## Stated exercise:
Images embedded in the records are excluded; print everything else exactly as given.

## Material shown:
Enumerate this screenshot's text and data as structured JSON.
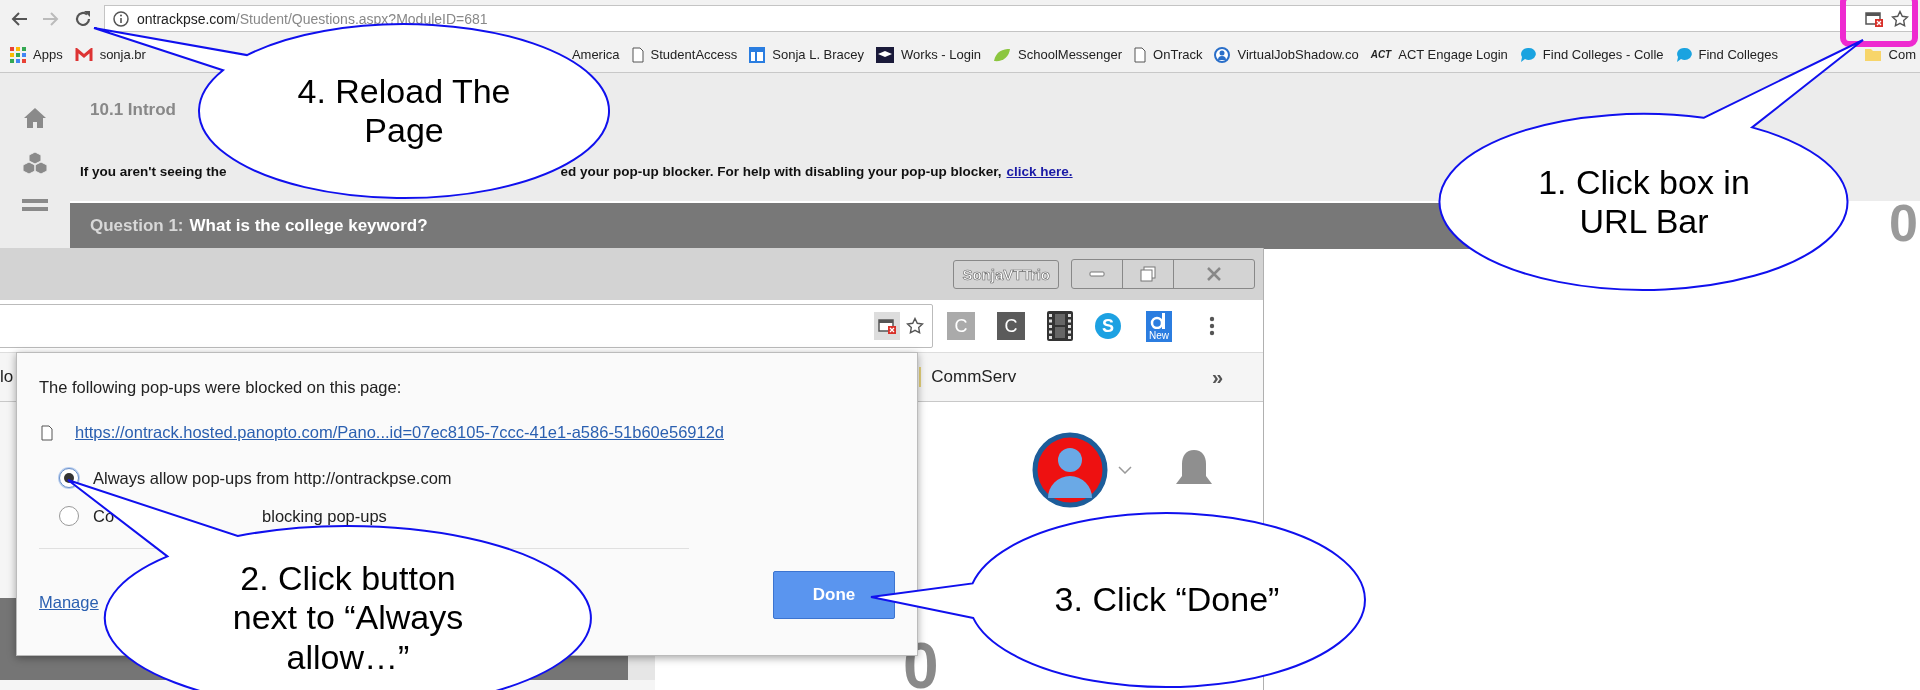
{
  "browser": {
    "url_host": "ontrackpse.com",
    "url_path": "/Student/Questions.aspx?ModuleID=681",
    "bookmarks": [
      {
        "label": "Apps"
      },
      {
        "label": "sonja.br"
      },
      {
        "label": "America"
      },
      {
        "label": "StudentAccess"
      },
      {
        "label": "Sonja L. Bracey"
      },
      {
        "label": "Works - Login"
      },
      {
        "label": "SchoolMessenger"
      },
      {
        "label": "OnTrack"
      },
      {
        "label": "VirtualJobShadow.co"
      },
      {
        "label": "ACT Engage Login",
        "logo": "ACT"
      },
      {
        "label": "Find Colleges - Colle"
      },
      {
        "label": "Find Colleges"
      },
      {
        "label": "Com"
      }
    ]
  },
  "page": {
    "heading": "10.1 Introd",
    "notice_start": "If you aren't seeing the",
    "notice_end": "ed your pop-up blocker. For help with disabling your pop-up blocker,",
    "notice_link": "click here.",
    "question_label": "Question 1:",
    "question_text": "What is the college keyword?",
    "score": "0"
  },
  "second_window": {
    "profile": "SonjaVTTrio",
    "extensions": [
      {
        "kind": "letter",
        "text": "C",
        "color": "#aaaaaa"
      },
      {
        "kind": "letter",
        "text": "C",
        "color": "#5b5b5b"
      },
      {
        "kind": "film"
      },
      {
        "kind": "round",
        "text": "S",
        "color": "#1da1e2"
      },
      {
        "kind": "badge",
        "text": "New",
        "color": "#2b7de0"
      }
    ],
    "bookmarks": [
      "lo",
      "CommServ"
    ],
    "more": "»",
    "score": "0",
    "dialog": {
      "title": "The following pop-ups were blocked on this page:",
      "link": "https://ontrack.hosted.panopto.com/Pano...id=07ec8105-7ccc-41e1-a586-51b60e56912d",
      "options": [
        {
          "label": "Always allow pop-ups from http://ontrackpse.com",
          "selected": true
        },
        {
          "label": "Co",
          "label_rest": "blocking pop-ups",
          "selected": false
        }
      ],
      "manage": "Manage",
      "done": "Done"
    }
  },
  "callouts": [
    {
      "text": "1. Click box in URL Bar"
    },
    {
      "text": "2. Click button next to “Always allow…”"
    },
    {
      "text": "3. Click “Done”"
    },
    {
      "text": "4. Reload The Page"
    }
  ]
}
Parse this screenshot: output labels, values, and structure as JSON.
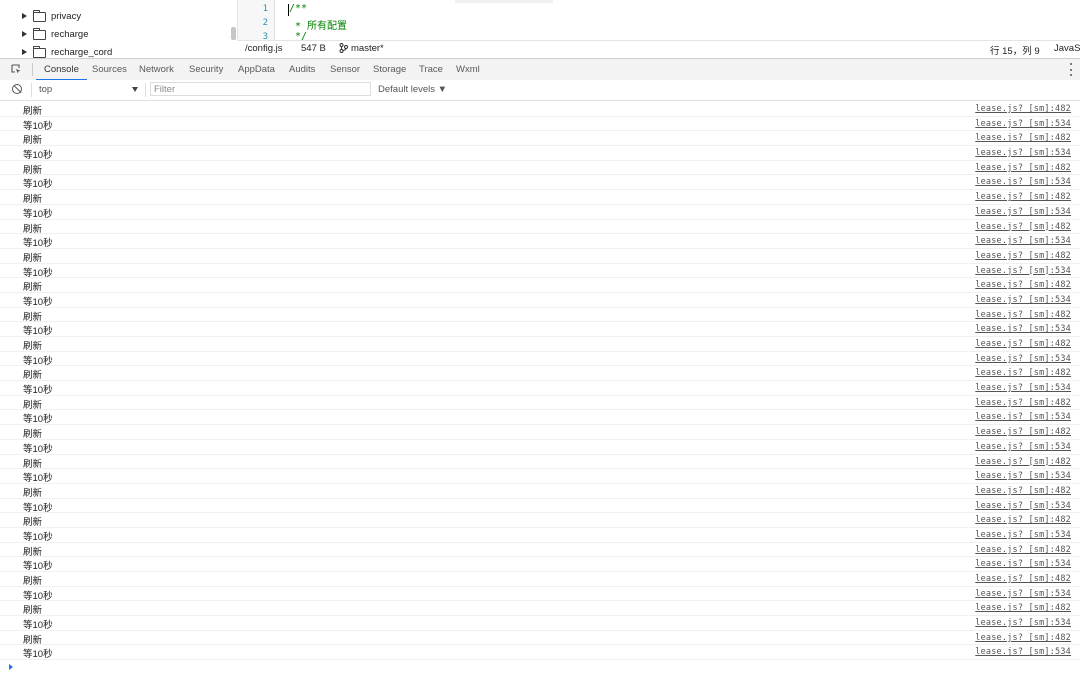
{
  "file_tree": {
    "items": [
      {
        "label": "privacy"
      },
      {
        "label": "recharge"
      },
      {
        "label": "recharge_cord"
      }
    ]
  },
  "editor": {
    "line_numbers": [
      "1",
      "2",
      "3"
    ],
    "lines": [
      "/**",
      " * 所有配置",
      " */"
    ]
  },
  "statusbar": {
    "file": "/config.js",
    "size": "547 B",
    "branch_icon": "git-branch-icon",
    "branch": "master*",
    "position": "行 15，列 9",
    "language": "JavaS"
  },
  "devtools_tabs": [
    "Console",
    "Sources",
    "Network",
    "Security",
    "AppData",
    "Audits",
    "Sensor",
    "Storage",
    "Trace",
    "Wxml"
  ],
  "active_tab": "Console",
  "accent_color": "#1a73e8",
  "console_toolbar": {
    "context": "top",
    "filter_placeholder": "Filter",
    "levels": "Default levels ▼"
  },
  "messages": [
    {
      "text": "刷新",
      "source": "lease.js? [sm]:482"
    },
    {
      "text": "等10秒",
      "source": "lease.js? [sm]:534"
    },
    {
      "text": "刷新",
      "source": "lease.js? [sm]:482"
    },
    {
      "text": "等10秒",
      "source": "lease.js? [sm]:534"
    },
    {
      "text": "刷新",
      "source": "lease.js? [sm]:482"
    },
    {
      "text": "等10秒",
      "source": "lease.js? [sm]:534"
    },
    {
      "text": "刷新",
      "source": "lease.js? [sm]:482"
    },
    {
      "text": "等10秒",
      "source": "lease.js? [sm]:534"
    },
    {
      "text": "刷新",
      "source": "lease.js? [sm]:482"
    },
    {
      "text": "等10秒",
      "source": "lease.js? [sm]:534"
    },
    {
      "text": "刷新",
      "source": "lease.js? [sm]:482"
    },
    {
      "text": "等10秒",
      "source": "lease.js? [sm]:534"
    },
    {
      "text": "刷新",
      "source": "lease.js? [sm]:482"
    },
    {
      "text": "等10秒",
      "source": "lease.js? [sm]:534"
    },
    {
      "text": "刷新",
      "source": "lease.js? [sm]:482"
    },
    {
      "text": "等10秒",
      "source": "lease.js? [sm]:534"
    },
    {
      "text": "刷新",
      "source": "lease.js? [sm]:482"
    },
    {
      "text": "等10秒",
      "source": "lease.js? [sm]:534"
    },
    {
      "text": "刷新",
      "source": "lease.js? [sm]:482"
    },
    {
      "text": "等10秒",
      "source": "lease.js? [sm]:534"
    },
    {
      "text": "刷新",
      "source": "lease.js? [sm]:482"
    },
    {
      "text": "等10秒",
      "source": "lease.js? [sm]:534"
    },
    {
      "text": "刷新",
      "source": "lease.js? [sm]:482"
    },
    {
      "text": "等10秒",
      "source": "lease.js? [sm]:534"
    },
    {
      "text": "刷新",
      "source": "lease.js? [sm]:482"
    },
    {
      "text": "等10秒",
      "source": "lease.js? [sm]:534"
    },
    {
      "text": "刷新",
      "source": "lease.js? [sm]:482"
    },
    {
      "text": "等10秒",
      "source": "lease.js? [sm]:534"
    },
    {
      "text": "刷新",
      "source": "lease.js? [sm]:482"
    },
    {
      "text": "等10秒",
      "source": "lease.js? [sm]:534"
    },
    {
      "text": "刷新",
      "source": "lease.js? [sm]:482"
    },
    {
      "text": "等10秒",
      "source": "lease.js? [sm]:534"
    },
    {
      "text": "刷新",
      "source": "lease.js? [sm]:482"
    },
    {
      "text": "等10秒",
      "source": "lease.js? [sm]:534"
    },
    {
      "text": "刷新",
      "source": "lease.js? [sm]:482"
    },
    {
      "text": "等10秒",
      "source": "lease.js? [sm]:534"
    },
    {
      "text": "刷新",
      "source": "lease.js? [sm]:482"
    },
    {
      "text": "等10秒",
      "source": "lease.js? [sm]:534"
    }
  ]
}
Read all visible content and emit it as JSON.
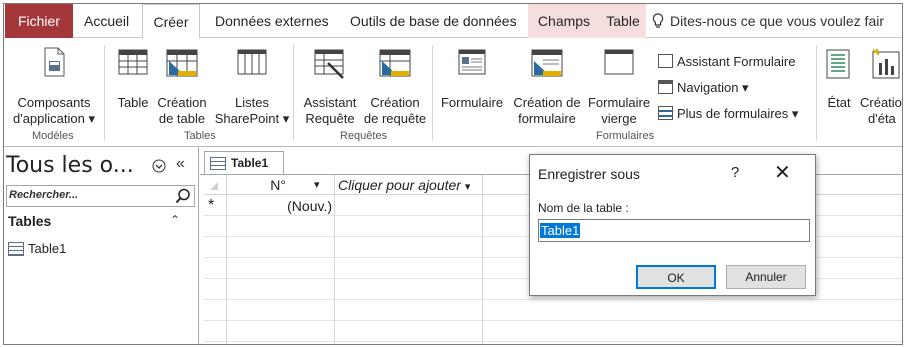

## Written response:
Enumerate this screenshot's text and data as structured JSON.
{
  "browser": {
    "url_host": "ontrackpse.com",
    "url_path": "/Student/Questions.aspx?ModuleID=681",
    "bookmarks": [
      {
        "label": "Apps"
      },
      {
        "label": "sonja.br"
      },
      {
        "label": "America"
      },
      {
        "label": "StudentAccess"
      },
      {
        "label": "Sonja L. Bracey"
      },
      {
        "label": "Works - Login"
      },
      {
        "label": "SchoolMessenger"
      },
      {
        "label": "OnTrack"
      },
      {
        "label": "VirtualJobShadow.co"
      },
      {
        "label": "ACT Engage Login",
        "logo": "ACT"
      },
      {
        "label": "Find Colleges - Colle"
      },
      {
        "label": "Find Colleges"
      },
      {
        "label": "Com"
      }
    ]
  },
  "page": {
    "heading": "10.1 Introd",
    "notice_start": "If you aren't seeing the",
    "notice_end": "ed your pop-up blocker. For help with disabling your pop-up blocker,",
    "notice_link": "click here.",
    "question_label": "Question 1:",
    "question_text": "What is the college keyword?",
    "score": "0"
  },
  "second_window": {
    "profile": "SonjaVTTrio",
    "extensions": [
      {
        "kind": "letter",
        "text": "C",
        "color": "#aaaaaa"
      },
      {
        "kind": "letter",
        "text": "C",
        "color": "#5b5b5b"
      },
      {
        "kind": "film"
      },
      {
        "kind": "round",
        "text": "S",
        "color": "#1da1e2"
      },
      {
        "kind": "badge",
        "text": "New",
        "color": "#2b7de0"
      }
    ],
    "bookmarks": [
      "lo",
      "CommServ"
    ],
    "more": "»",
    "score": "0",
    "dialog": {
      "title": "The following pop-ups were blocked on this page:",
      "link": "https://ontrack.hosted.panopto.com/Pano...id=07ec8105-7ccc-41e1-a586-51b60e56912d",
      "options": [
        {
          "label": "Always allow pop-ups from http://ontrackpse.com",
          "selected": true
        },
        {
          "label": "Co",
          "label_rest": "blocking pop-ups",
          "selected": false
        }
      ],
      "manage": "Manage",
      "done": "Done"
    }
  },
  "callouts": [
    {
      "text": "1. Click box in URL Bar"
    },
    {
      "text": "2. Click button next to “Always allow…”"
    },
    {
      "text": "3. Click “Done”"
    },
    {
      "text": "4. Reload The Page"
    }
  ]
}
Parse this screenshot: output labels, values, and structure as JSON.
{
  "file_tree": {
    "items": [
      {
        "label": "privacy"
      },
      {
        "label": "recharge"
      },
      {
        "label": "recharge_cord"
      }
    ]
  },
  "editor": {
    "line_numbers": [
      "1",
      "2",
      "3"
    ],
    "lines": [
      "/**",
      " * 所有配置",
      " */"
    ]
  },
  "statusbar": {
    "file": "/config.js",
    "size": "547 B",
    "branch_icon": "git-branch-icon",
    "branch": "master*",
    "position": "行 15，列 9",
    "language": "JavaS"
  },
  "devtools_tabs": [
    "Console",
    "Sources",
    "Network",
    "Security",
    "AppData",
    "Audits",
    "Sensor",
    "Storage",
    "Trace",
    "Wxml"
  ],
  "active_tab": "Console",
  "accent_color": "#1a73e8",
  "console_toolbar": {
    "context": "top",
    "filter_placeholder": "Filter",
    "levels": "Default levels ▼"
  },
  "messages": [
    {
      "text": "刷新",
      "source": "lease.js? [sm]:482"
    },
    {
      "text": "等10秒",
      "source": "lease.js? [sm]:534"
    },
    {
      "text": "刷新",
      "source": "lease.js? [sm]:482"
    },
    {
      "text": "等10秒",
      "source": "lease.js? [sm]:534"
    },
    {
      "text": "刷新",
      "source": "lease.js? [sm]:482"
    },
    {
      "text": "等10秒",
      "source": "lease.js? [sm]:534"
    },
    {
      "text": "刷新",
      "source": "lease.js? [sm]:482"
    },
    {
      "text": "等10秒",
      "source": "lease.js? [sm]:534"
    },
    {
      "text": "刷新",
      "source": "lease.js? [sm]:482"
    },
    {
      "text": "等10秒",
      "source": "lease.js? [sm]:534"
    },
    {
      "text": "刷新",
      "source": "lease.js? [sm]:482"
    },
    {
      "text": "等10秒",
      "source": "lease.js? [sm]:534"
    },
    {
      "text": "刷新",
      "source": "lease.js? [sm]:482"
    },
    {
      "text": "等10秒",
      "source": "lease.js? [sm]:534"
    },
    {
      "text": "刷新",
      "source": "lease.js? [sm]:482"
    },
    {
      "text": "等10秒",
      "source": "lease.js? [sm]:534"
    },
    {
      "text": "刷新",
      "source": "lease.js? [sm]:482"
    },
    {
      "text": "等10秒",
      "source": "lease.js? [sm]:534"
    },
    {
      "text": "刷新",
      "source": "lease.js? [sm]:482"
    },
    {
      "text": "等10秒",
      "source": "lease.js? [sm]:534"
    },
    {
      "text": "刷新",
      "source": "lease.js? [sm]:482"
    },
    {
      "text": "等10秒",
      "source": "lease.js? [sm]:534"
    },
    {
      "text": "刷新",
      "source": "lease.js? [sm]:482"
    },
    {
      "text": "等10秒",
      "source": "lease.js? [sm]:534"
    },
    {
      "text": "刷新",
      "source": "lease.js? [sm]:482"
    },
    {
      "text": "等10秒",
      "source": "lease.js? [sm]:534"
    },
    {
      "text": "刷新",
      "source": "lease.js? [sm]:482"
    },
    {
      "text": "等10秒",
      "source": "lease.js? [sm]:534"
    },
    {
      "text": "刷新",
      "source": "lease.js? [sm]:482"
    },
    {
      "text": "等10秒",
      "source": "lease.js? [sm]:534"
    },
    {
      "text": "刷新",
      "source": "lease.js? [sm]:482"
    },
    {
      "text": "等10秒",
      "source": "lease.js? [sm]:534"
    },
    {
      "text": "刷新",
      "source": "lease.js? [sm]:482"
    },
    {
      "text": "等10秒",
      "source": "lease.js? [sm]:534"
    },
    {
      "text": "刷新",
      "source": "lease.js? [sm]:482"
    },
    {
      "text": "等10秒",
      "source": "lease.js? [sm]:534"
    },
    {
      "text": "刷新",
      "source": "lease.js? [sm]:482"
    },
    {
      "text": "等10秒",
      "source": "lease.js? [sm]:534"
    }
  ]
}
Read all visible content and emit it as JSON.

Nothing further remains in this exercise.